Segment Open

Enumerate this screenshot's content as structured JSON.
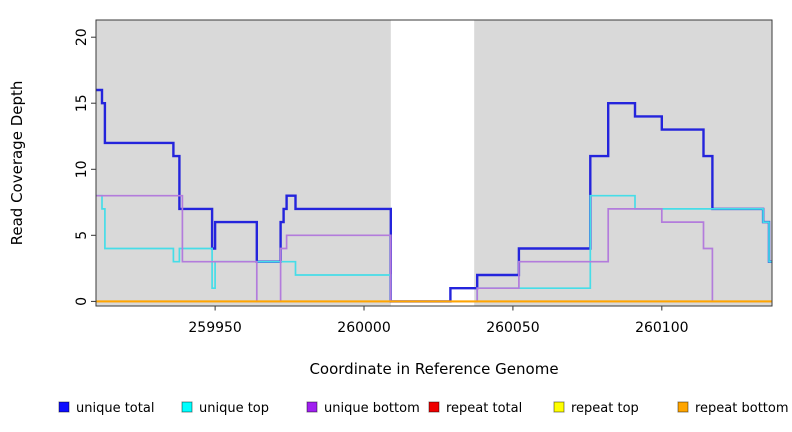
{
  "chart_data": {
    "type": "line",
    "subtype": "step-coverage-plot",
    "title": "",
    "xlabel": "Coordinate in Reference Genome",
    "ylabel": "Read Coverage Depth",
    "xlim": [
      259910,
      260137
    ],
    "ylim": [
      -0.35,
      21.3
    ],
    "x_ticks": [
      259950,
      260000,
      260050,
      260100
    ],
    "y_ticks": [
      0,
      5,
      10,
      15,
      20
    ],
    "grid": false,
    "legend_position": "bottom",
    "plot_background": "#d9d9d9",
    "highlight_region": {
      "x_start": 260009,
      "x_end": 260037,
      "color": "#ffffff"
    },
    "series": [
      {
        "name": "unique total",
        "color": "#2424dc",
        "legend_color": "#0d0dff",
        "width": 2.4,
        "steps": [
          [
            259910,
            16
          ],
          [
            259912,
            15
          ],
          [
            259913,
            12
          ],
          [
            259936,
            11
          ],
          [
            259938,
            7
          ],
          [
            259949,
            4
          ],
          [
            259950,
            6
          ],
          [
            259964,
            3
          ],
          [
            259972,
            6
          ],
          [
            259973,
            7
          ],
          [
            259974,
            8
          ],
          [
            259977,
            7
          ],
          [
            260009,
            0
          ],
          [
            260029,
            1
          ],
          [
            260038,
            2
          ],
          [
            260052,
            4
          ],
          [
            260076,
            11
          ],
          [
            260082,
            15
          ],
          [
            260091,
            14
          ],
          [
            260100,
            13
          ],
          [
            260114,
            11
          ],
          [
            260117,
            7
          ],
          [
            260134,
            6
          ],
          [
            260136,
            3
          ]
        ]
      },
      {
        "name": "unique top",
        "color": "#46dde8",
        "legend_color": "#00ffff",
        "width": 1.7,
        "steps": [
          [
            259910,
            8
          ],
          [
            259912,
            7
          ],
          [
            259913,
            4
          ],
          [
            259936,
            3
          ],
          [
            259938,
            4
          ],
          [
            259949,
            1
          ],
          [
            259950,
            3
          ],
          [
            259977,
            2
          ],
          [
            260009,
            0
          ],
          [
            260038,
            1
          ],
          [
            260076,
            8
          ],
          [
            260091,
            7
          ],
          [
            260134,
            6
          ],
          [
            260136,
            3
          ]
        ]
      },
      {
        "name": "unique bottom",
        "color": "#b37cdc",
        "legend_color": "#a020f0",
        "width": 1.7,
        "steps": [
          [
            259910,
            8
          ],
          [
            259939,
            3
          ],
          [
            259964,
            0
          ],
          [
            259972,
            4
          ],
          [
            259974,
            5
          ],
          [
            260009,
            0
          ],
          [
            260038,
            1
          ],
          [
            260052,
            3
          ],
          [
            260082,
            7
          ],
          [
            260100,
            6
          ],
          [
            260114,
            4
          ],
          [
            260117,
            0
          ]
        ]
      },
      {
        "name": "repeat total",
        "color": "#d40000",
        "legend_color": "#ee0000",
        "width": 1.5,
        "steps": [
          [
            259910,
            0
          ]
        ]
      },
      {
        "name": "repeat top",
        "color": "#f0f000",
        "legend_color": "#ffff00",
        "width": 1.5,
        "steps": [
          [
            259910,
            0
          ]
        ]
      },
      {
        "name": "repeat bottom",
        "color": "#ffa500",
        "legend_color": "#ffa500",
        "width": 2.0,
        "steps": [
          [
            259910,
            0
          ]
        ]
      }
    ]
  }
}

Segment Closed

Repeat the listing exactly, minus its pictures.

- Answer space -
Enumerate this screenshot's content as structured JSON.
{
  "chart_data": {
    "type": "line",
    "subtype": "step-coverage-plot",
    "title": "",
    "xlabel": "Coordinate in Reference Genome",
    "ylabel": "Read Coverage Depth",
    "xlim": [
      259910,
      260137
    ],
    "ylim": [
      -0.35,
      21.3
    ],
    "x_ticks": [
      259950,
      260000,
      260050,
      260100
    ],
    "y_ticks": [
      0,
      5,
      10,
      15,
      20
    ],
    "grid": false,
    "legend_position": "bottom",
    "plot_background": "#d9d9d9",
    "highlight_region": {
      "x_start": 260009,
      "x_end": 260037,
      "color": "#ffffff"
    },
    "series": [
      {
        "name": "unique total",
        "color": "#2424dc",
        "legend_color": "#0d0dff",
        "width": 2.4,
        "steps": [
          [
            259910,
            16
          ],
          [
            259912,
            15
          ],
          [
            259913,
            12
          ],
          [
            259936,
            11
          ],
          [
            259938,
            7
          ],
          [
            259949,
            4
          ],
          [
            259950,
            6
          ],
          [
            259964,
            3
          ],
          [
            259972,
            6
          ],
          [
            259973,
            7
          ],
          [
            259974,
            8
          ],
          [
            259977,
            7
          ],
          [
            260009,
            0
          ],
          [
            260029,
            1
          ],
          [
            260038,
            2
          ],
          [
            260052,
            4
          ],
          [
            260076,
            11
          ],
          [
            260082,
            15
          ],
          [
            260091,
            14
          ],
          [
            260100,
            13
          ],
          [
            260114,
            11
          ],
          [
            260117,
            7
          ],
          [
            260134,
            6
          ],
          [
            260136,
            3
          ]
        ]
      },
      {
        "name": "unique top",
        "color": "#46dde8",
        "legend_color": "#00ffff",
        "width": 1.7,
        "steps": [
          [
            259910,
            8
          ],
          [
            259912,
            7
          ],
          [
            259913,
            4
          ],
          [
            259936,
            3
          ],
          [
            259938,
            4
          ],
          [
            259949,
            1
          ],
          [
            259950,
            3
          ],
          [
            259977,
            2
          ],
          [
            260009,
            0
          ],
          [
            260038,
            1
          ],
          [
            260076,
            8
          ],
          [
            260091,
            7
          ],
          [
            260134,
            6
          ],
          [
            260136,
            3
          ]
        ]
      },
      {
        "name": "unique bottom",
        "color": "#b37cdc",
        "legend_color": "#a020f0",
        "width": 1.7,
        "steps": [
          [
            259910,
            8
          ],
          [
            259939,
            3
          ],
          [
            259964,
            0
          ],
          [
            259972,
            4
          ],
          [
            259974,
            5
          ],
          [
            260009,
            0
          ],
          [
            260038,
            1
          ],
          [
            260052,
            3
          ],
          [
            260082,
            7
          ],
          [
            260100,
            6
          ],
          [
            260114,
            4
          ],
          [
            260117,
            0
          ]
        ]
      },
      {
        "name": "repeat total",
        "color": "#d40000",
        "legend_color": "#ee0000",
        "width": 1.5,
        "steps": [
          [
            259910,
            0
          ]
        ]
      },
      {
        "name": "repeat top",
        "color": "#f0f000",
        "legend_color": "#ffff00",
        "width": 1.5,
        "steps": [
          [
            259910,
            0
          ]
        ]
      },
      {
        "name": "repeat bottom",
        "color": "#ffa500",
        "legend_color": "#ffa500",
        "width": 2.0,
        "steps": [
          [
            259910,
            0
          ]
        ]
      }
    ]
  }
}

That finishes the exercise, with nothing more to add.